### Task brief:
Select every line below containing the word "this".

### Task material:
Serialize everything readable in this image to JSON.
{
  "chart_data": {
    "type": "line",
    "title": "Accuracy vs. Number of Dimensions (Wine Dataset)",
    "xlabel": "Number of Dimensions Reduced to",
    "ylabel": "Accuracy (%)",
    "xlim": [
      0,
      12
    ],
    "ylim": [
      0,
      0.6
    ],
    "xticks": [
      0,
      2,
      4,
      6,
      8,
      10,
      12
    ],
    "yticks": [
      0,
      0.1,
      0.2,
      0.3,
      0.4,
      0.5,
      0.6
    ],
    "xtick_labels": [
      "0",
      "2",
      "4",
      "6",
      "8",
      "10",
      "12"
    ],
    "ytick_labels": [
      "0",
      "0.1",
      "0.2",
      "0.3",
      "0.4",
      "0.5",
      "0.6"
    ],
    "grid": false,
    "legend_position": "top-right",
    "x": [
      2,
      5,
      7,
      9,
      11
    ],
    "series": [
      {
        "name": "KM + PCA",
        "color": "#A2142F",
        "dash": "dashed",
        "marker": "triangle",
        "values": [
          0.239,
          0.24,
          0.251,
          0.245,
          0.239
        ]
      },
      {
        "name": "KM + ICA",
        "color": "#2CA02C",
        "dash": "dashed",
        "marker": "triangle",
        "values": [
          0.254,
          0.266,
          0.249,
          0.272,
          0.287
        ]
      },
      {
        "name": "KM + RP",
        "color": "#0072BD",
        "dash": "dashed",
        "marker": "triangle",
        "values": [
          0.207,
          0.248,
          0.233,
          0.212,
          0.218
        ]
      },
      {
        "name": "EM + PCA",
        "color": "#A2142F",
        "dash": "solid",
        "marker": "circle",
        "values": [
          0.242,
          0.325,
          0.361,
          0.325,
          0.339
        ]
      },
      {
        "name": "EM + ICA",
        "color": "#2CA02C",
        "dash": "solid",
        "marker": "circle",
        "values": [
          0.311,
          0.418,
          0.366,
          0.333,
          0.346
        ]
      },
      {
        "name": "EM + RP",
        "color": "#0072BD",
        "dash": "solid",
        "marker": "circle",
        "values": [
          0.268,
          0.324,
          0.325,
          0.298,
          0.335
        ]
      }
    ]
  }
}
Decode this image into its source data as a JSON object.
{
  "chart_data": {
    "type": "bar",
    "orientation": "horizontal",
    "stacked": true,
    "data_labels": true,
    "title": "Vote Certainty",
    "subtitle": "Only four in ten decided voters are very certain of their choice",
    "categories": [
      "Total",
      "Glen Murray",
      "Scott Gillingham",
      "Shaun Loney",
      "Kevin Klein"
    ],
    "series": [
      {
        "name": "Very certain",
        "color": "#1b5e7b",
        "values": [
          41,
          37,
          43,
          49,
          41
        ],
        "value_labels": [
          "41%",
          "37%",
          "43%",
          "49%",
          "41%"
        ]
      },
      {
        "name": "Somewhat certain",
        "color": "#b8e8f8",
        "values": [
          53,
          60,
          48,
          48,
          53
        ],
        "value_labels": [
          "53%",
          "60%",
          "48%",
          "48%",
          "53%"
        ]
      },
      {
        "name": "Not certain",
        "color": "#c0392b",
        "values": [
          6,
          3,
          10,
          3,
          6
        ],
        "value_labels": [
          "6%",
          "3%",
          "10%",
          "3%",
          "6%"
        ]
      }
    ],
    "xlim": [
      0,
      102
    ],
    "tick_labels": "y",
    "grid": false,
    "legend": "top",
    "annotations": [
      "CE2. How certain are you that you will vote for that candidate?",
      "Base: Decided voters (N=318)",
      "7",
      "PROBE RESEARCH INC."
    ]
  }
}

### Correct response:
Serialize everything readable in this image to JSON.
Decode this image into its source data as a JSON object.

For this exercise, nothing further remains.